▶ **What is expected**:
Output the listing below word for word, keeping every line unchanged.
--- --- ---
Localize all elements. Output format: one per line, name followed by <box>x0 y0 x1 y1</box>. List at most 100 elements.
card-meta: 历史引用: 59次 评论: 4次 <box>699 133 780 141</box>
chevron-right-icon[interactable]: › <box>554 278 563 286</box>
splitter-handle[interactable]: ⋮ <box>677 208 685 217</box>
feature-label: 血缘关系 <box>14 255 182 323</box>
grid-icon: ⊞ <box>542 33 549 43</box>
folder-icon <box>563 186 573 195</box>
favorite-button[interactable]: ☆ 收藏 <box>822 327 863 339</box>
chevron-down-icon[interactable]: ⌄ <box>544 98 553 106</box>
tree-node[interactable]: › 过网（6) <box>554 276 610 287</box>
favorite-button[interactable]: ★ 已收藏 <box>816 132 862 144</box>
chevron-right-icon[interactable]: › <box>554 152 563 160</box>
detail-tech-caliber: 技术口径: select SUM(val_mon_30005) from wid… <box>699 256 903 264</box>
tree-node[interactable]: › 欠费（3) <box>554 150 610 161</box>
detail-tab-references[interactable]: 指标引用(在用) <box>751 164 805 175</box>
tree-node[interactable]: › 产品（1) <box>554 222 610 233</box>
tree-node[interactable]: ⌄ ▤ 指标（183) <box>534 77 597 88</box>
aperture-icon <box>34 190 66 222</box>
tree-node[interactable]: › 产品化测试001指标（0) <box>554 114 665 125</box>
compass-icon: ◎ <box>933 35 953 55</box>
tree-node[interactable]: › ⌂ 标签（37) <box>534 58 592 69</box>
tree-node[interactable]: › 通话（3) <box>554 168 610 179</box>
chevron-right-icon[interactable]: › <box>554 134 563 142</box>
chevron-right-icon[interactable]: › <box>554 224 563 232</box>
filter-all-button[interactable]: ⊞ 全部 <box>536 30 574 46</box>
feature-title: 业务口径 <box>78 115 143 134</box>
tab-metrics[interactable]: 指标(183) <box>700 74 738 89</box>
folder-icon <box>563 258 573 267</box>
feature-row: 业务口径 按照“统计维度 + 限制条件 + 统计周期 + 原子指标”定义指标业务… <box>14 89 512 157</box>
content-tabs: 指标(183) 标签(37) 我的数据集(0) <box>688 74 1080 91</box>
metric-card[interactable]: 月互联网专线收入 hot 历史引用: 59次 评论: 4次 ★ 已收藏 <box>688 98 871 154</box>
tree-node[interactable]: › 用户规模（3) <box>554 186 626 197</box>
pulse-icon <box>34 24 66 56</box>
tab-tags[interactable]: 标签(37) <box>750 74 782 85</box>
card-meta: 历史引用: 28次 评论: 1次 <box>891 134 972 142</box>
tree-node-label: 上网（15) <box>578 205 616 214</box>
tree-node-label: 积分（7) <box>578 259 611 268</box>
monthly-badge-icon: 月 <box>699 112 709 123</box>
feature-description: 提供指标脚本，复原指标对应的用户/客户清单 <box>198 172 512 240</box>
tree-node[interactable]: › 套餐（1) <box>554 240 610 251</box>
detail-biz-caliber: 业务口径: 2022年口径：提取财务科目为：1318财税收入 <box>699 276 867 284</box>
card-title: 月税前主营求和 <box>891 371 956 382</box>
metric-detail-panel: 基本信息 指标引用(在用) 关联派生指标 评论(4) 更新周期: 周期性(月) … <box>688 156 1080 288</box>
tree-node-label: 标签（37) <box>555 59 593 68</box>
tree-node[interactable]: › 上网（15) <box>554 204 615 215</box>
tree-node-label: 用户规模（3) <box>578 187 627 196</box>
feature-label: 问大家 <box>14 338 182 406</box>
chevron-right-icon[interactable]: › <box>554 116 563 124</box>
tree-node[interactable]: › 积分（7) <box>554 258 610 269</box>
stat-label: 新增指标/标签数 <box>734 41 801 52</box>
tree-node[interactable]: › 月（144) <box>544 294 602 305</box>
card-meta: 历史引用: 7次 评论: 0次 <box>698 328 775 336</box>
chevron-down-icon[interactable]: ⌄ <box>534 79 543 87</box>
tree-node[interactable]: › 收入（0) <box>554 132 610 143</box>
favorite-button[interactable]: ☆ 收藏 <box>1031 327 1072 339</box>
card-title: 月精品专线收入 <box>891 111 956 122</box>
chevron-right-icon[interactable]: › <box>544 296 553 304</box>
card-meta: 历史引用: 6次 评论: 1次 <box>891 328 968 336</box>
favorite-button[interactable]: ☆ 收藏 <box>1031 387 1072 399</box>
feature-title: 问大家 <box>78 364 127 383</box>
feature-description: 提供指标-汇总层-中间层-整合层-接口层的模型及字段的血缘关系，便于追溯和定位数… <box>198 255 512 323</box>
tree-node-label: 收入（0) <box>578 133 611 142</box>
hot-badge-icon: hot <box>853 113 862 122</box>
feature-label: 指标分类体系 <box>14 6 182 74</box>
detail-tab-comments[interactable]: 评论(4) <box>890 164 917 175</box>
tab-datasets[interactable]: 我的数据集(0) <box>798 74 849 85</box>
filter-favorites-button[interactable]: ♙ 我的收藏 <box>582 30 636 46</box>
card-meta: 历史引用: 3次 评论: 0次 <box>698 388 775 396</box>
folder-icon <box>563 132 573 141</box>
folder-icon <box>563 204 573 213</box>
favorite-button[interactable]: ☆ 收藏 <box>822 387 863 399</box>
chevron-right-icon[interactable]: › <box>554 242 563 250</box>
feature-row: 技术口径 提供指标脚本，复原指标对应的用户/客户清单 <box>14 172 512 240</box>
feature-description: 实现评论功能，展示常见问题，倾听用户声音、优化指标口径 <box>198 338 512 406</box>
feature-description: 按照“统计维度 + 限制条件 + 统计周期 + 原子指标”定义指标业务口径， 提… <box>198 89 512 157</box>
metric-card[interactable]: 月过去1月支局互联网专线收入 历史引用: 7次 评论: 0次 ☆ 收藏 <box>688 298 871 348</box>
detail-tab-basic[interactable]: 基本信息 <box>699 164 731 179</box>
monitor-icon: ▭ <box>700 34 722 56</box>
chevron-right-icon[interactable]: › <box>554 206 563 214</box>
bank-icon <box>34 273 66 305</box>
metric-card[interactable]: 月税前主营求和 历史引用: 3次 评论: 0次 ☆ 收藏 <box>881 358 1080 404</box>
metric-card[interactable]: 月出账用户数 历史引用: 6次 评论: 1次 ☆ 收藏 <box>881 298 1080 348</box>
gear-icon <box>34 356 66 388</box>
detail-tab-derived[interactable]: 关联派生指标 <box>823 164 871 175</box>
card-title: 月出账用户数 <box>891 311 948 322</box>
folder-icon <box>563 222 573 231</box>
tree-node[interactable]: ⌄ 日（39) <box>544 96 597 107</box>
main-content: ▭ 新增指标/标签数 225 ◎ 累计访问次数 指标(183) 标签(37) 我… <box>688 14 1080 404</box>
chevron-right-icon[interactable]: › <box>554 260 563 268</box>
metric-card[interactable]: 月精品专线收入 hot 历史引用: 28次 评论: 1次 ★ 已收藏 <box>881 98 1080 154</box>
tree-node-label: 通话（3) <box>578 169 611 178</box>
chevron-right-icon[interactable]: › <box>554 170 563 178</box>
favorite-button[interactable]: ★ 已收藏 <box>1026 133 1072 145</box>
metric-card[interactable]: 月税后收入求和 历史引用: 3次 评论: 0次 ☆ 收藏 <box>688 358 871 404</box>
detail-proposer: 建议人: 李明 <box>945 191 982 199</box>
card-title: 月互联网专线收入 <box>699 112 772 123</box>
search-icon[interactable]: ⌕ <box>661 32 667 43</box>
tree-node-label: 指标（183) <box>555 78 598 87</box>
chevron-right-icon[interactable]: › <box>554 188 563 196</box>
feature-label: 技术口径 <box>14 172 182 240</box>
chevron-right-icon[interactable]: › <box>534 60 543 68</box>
--- --- ---
▶ **Response to this task**:
Localize all elements. Output format: one per line, name followed by <box>x0 y0 x1 y1</box>. List at most 100 elements.
card-meta: 历史引用: 59次 评论: 4次 <box>699 133 780 141</box>
chevron-right-icon[interactable]: › <box>554 278 563 286</box>
splitter-handle[interactable]: ⋮ <box>677 208 685 217</box>
feature-label: 血缘关系 <box>14 255 182 323</box>
grid-icon: ⊞ <box>542 33 549 43</box>
folder-icon <box>563 186 573 195</box>
favorite-button[interactable]: ☆ 收藏 <box>822 327 863 339</box>
chevron-down-icon[interactable]: ⌄ <box>544 98 553 106</box>
tree-node[interactable]: › 过网（6) <box>554 276 610 287</box>
favorite-button[interactable]: ★ 已收藏 <box>816 132 862 144</box>
chevron-right-icon[interactable]: › <box>554 152 563 160</box>
detail-tech-caliber: 技术口径: select SUM(val_mon_30005) from wid… <box>699 256 903 264</box>
tree-node[interactable]: › 欠费（3) <box>554 150 610 161</box>
detail-tab-references[interactable]: 指标引用(在用) <box>751 164 805 175</box>
tree-node[interactable]: › 产品（1) <box>554 222 610 233</box>
tree-node[interactable]: ⌄ ▤ 指标（183) <box>534 77 597 88</box>
aperture-icon <box>34 190 66 222</box>
tree-node[interactable]: › 产品化测试001指标（0) <box>554 114 665 125</box>
compass-icon: ◎ <box>933 35 953 55</box>
tree-node[interactable]: › ⌂ 标签（37) <box>534 58 592 69</box>
tree-node[interactable]: › 通话（3) <box>554 168 610 179</box>
chevron-right-icon[interactable]: › <box>554 134 563 142</box>
chevron-right-icon[interactable]: › <box>554 224 563 232</box>
filter-all-button[interactable]: ⊞ 全部 <box>536 30 574 46</box>
feature-title: 业务口径 <box>78 115 143 134</box>
tab-metrics[interactable]: 指标(183) <box>700 74 738 89</box>
folder-icon <box>563 258 573 267</box>
feature-row: 业务口径 按照“统计维度 + 限制条件 + 统计周期 + 原子指标”定义指标业务… <box>14 89 512 157</box>
content-tabs: 指标(183) 标签(37) 我的数据集(0) <box>688 74 1080 91</box>
metric-card[interactable]: 月互联网专线收入 hot 历史引用: 59次 评论: 4次 ★ 已收藏 <box>688 98 871 154</box>
tree-node[interactable]: › 用户规模（3) <box>554 186 626 197</box>
pulse-icon <box>34 24 66 56</box>
tab-tags[interactable]: 标签(37) <box>750 74 782 85</box>
card-meta: 历史引用: 28次 评论: 1次 <box>891 134 972 142</box>
tree-node-label: 上网（15) <box>578 205 616 214</box>
tree-node-label: 积分（7) <box>578 259 611 268</box>
monthly-badge-icon: 月 <box>699 112 709 123</box>
feature-description: 提供指标脚本，复原指标对应的用户/客户清单 <box>198 172 512 240</box>
tree-node[interactable]: › 套餐（1) <box>554 240 610 251</box>
detail-biz-caliber: 业务口径: 2022年口径：提取财务科目为：1318财税收入 <box>699 276 867 284</box>
card-title: 月税前主营求和 <box>891 371 956 382</box>
metric-detail-panel: 基本信息 指标引用(在用) 关联派生指标 评论(4) 更新周期: 周期性(月) … <box>688 156 1080 288</box>
tree-node-label: 标签（37) <box>555 59 593 68</box>
tree-node[interactable]: › 上网（15) <box>554 204 615 215</box>
tree-node-label: 用户规模（3) <box>578 187 627 196</box>
feature-label: 问大家 <box>14 338 182 406</box>
chevron-right-icon[interactable]: › <box>554 116 563 124</box>
tree-node[interactable]: › 积分（7) <box>554 258 610 269</box>
stat-label: 新增指标/标签数 <box>734 41 801 52</box>
tree-node[interactable]: › 月（144) <box>544 294 602 305</box>
card-meta: 历史引用: 7次 评论: 0次 <box>698 328 775 336</box>
chevron-down-icon[interactable]: ⌄ <box>534 79 543 87</box>
tree-node[interactable]: › 收入（0) <box>554 132 610 143</box>
favorite-button[interactable]: ☆ 收藏 <box>1031 327 1072 339</box>
card-title: 月精品专线收入 <box>891 111 956 122</box>
chevron-right-icon[interactable]: › <box>544 296 553 304</box>
card-meta: 历史引用: 6次 评论: 1次 <box>891 328 968 336</box>
favorite-button[interactable]: ☆ 收藏 <box>1031 387 1072 399</box>
feature-title: 问大家 <box>78 364 127 383</box>
feature-description: 提供指标-汇总层-中间层-整合层-接口层的模型及字段的血缘关系，便于追溯和定位数… <box>198 255 512 323</box>
tree-node-label: 收入（0) <box>578 133 611 142</box>
hot-badge-icon: hot <box>853 113 862 122</box>
feature-label: 指标分类体系 <box>14 6 182 74</box>
detail-tab-comments[interactable]: 评论(4) <box>890 164 917 175</box>
tab-datasets[interactable]: 我的数据集(0) <box>798 74 849 85</box>
filter-favorites-button[interactable]: ♙ 我的收藏 <box>582 30 636 46</box>
card-meta: 历史引用: 3次 评论: 0次 <box>698 388 775 396</box>
folder-icon <box>563 132 573 141</box>
folder-icon <box>563 204 573 213</box>
favorite-button[interactable]: ☆ 收藏 <box>822 387 863 399</box>
chevron-right-icon[interactable]: › <box>554 242 563 250</box>
feature-row: 技术口径 提供指标脚本，复原指标对应的用户/客户清单 <box>14 172 512 240</box>
feature-description: 实现评论功能，展示常见问题，倾听用户声音、优化指标口径 <box>198 338 512 406</box>
feature-description: 按照“统计维度 + 限制条件 + 统计周期 + 原子指标”定义指标业务口径， 提… <box>198 89 512 157</box>
metric-card[interactable]: 月过去1月支局互联网专线收入 历史引用: 7次 评论: 0次 ☆ 收藏 <box>688 298 871 348</box>
detail-tab-basic[interactable]: 基本信息 <box>699 164 731 179</box>
monitor-icon: ▭ <box>700 34 722 56</box>
chevron-right-icon[interactable]: › <box>554 206 563 214</box>
bank-icon <box>34 273 66 305</box>
metric-card[interactable]: 月税前主营求和 历史引用: 3次 评论: 0次 ☆ 收藏 <box>881 358 1080 404</box>
metric-card[interactable]: 月出账用户数 历史引用: 6次 评论: 1次 ☆ 收藏 <box>881 298 1080 348</box>
gear-icon <box>34 356 66 388</box>
detail-tab-derived[interactable]: 关联派生指标 <box>823 164 871 175</box>
card-title: 月出账用户数 <box>891 311 948 322</box>
folder-icon <box>563 222 573 231</box>
tree-node[interactable]: ⌄ 日（39) <box>544 96 597 107</box>
main-content: ▭ 新增指标/标签数 225 ◎ 累计访问次数 指标(183) 标签(37) 我… <box>688 14 1080 404</box>
chevron-right-icon[interactable]: › <box>554 260 563 268</box>
metric-card[interactable]: 月精品专线收入 hot 历史引用: 28次 评论: 1次 ★ 已收藏 <box>881 98 1080 154</box>
tree-node-label: 通话（3) <box>578 169 611 178</box>
chevron-right-icon[interactable]: › <box>554 170 563 178</box>
favorite-button[interactable]: ★ 已收藏 <box>1026 133 1072 145</box>
metric-card[interactable]: 月税后收入求和 历史引用: 3次 评论: 0次 ☆ 收藏 <box>688 358 871 404</box>
detail-proposer: 建议人: 李明 <box>945 191 982 199</box>
card-title: 月互联网专线收入 <box>699 112 772 123</box>
search-icon[interactable]: ⌕ <box>661 32 667 43</box>
tree-node-label: 指标（183) <box>555 78 598 87</box>
chevron-right-icon[interactable]: › <box>554 188 563 196</box>
feature-label: 技术口径 <box>14 172 182 240</box>
chevron-right-icon[interactable]: › <box>534 60 543 68</box>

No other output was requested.